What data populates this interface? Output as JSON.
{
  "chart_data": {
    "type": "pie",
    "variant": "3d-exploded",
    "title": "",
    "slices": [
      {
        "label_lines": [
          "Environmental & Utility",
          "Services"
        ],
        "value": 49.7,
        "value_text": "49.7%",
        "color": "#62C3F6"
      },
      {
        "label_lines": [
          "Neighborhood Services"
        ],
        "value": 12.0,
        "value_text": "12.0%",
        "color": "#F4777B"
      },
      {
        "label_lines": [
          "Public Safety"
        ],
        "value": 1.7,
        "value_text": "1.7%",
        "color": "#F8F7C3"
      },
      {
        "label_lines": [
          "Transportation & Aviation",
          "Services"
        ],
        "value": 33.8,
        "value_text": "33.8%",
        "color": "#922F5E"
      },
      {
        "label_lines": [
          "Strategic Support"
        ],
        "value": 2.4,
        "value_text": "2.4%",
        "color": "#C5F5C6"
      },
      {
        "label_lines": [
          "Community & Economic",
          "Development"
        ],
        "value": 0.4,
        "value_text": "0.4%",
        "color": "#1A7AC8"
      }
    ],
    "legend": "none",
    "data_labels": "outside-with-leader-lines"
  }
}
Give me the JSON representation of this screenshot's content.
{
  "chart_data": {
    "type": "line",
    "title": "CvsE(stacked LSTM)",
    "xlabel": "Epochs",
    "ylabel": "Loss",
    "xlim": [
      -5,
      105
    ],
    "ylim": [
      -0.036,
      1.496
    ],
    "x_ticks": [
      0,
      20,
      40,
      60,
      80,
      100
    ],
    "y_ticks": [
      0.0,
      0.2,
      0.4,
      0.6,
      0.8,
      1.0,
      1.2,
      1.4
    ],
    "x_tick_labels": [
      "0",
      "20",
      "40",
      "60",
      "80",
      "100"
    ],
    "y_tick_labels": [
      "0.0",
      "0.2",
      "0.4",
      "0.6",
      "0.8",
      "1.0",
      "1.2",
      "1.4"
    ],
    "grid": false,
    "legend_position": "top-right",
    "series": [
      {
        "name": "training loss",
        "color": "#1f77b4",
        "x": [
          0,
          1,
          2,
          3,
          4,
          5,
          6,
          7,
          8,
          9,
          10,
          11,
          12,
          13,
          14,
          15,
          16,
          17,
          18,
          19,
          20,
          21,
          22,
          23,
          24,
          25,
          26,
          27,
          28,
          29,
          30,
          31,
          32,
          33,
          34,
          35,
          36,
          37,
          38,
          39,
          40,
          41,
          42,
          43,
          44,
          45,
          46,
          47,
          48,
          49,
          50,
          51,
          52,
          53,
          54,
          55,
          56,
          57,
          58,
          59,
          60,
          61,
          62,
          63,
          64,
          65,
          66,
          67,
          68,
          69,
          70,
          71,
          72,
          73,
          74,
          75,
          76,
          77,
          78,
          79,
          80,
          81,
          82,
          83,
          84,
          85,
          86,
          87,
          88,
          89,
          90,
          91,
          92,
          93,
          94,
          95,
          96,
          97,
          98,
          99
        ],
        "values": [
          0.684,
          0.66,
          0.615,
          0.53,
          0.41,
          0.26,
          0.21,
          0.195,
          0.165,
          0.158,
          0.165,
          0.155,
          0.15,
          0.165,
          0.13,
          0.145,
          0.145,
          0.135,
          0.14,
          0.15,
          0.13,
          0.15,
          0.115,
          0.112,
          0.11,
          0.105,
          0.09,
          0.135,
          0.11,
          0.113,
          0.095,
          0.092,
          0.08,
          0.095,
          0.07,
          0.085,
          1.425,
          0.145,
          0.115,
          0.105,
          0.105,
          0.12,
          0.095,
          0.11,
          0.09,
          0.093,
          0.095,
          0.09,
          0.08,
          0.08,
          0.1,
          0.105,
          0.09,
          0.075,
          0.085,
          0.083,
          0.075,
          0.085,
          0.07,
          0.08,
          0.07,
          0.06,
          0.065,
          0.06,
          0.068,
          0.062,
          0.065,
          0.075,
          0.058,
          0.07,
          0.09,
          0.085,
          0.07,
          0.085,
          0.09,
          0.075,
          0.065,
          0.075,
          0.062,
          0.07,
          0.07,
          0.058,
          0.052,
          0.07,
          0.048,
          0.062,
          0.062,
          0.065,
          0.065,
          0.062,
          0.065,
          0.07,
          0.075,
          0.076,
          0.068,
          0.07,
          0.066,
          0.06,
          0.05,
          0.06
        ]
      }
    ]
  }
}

++++

#### TASK TO CARRY OUT:
Gather up, from the records above, each line where the word "this" appears.

#### RESULT:
What data populates this interface? Output as JSON.
Give me the JSON representation of this screenshot's content.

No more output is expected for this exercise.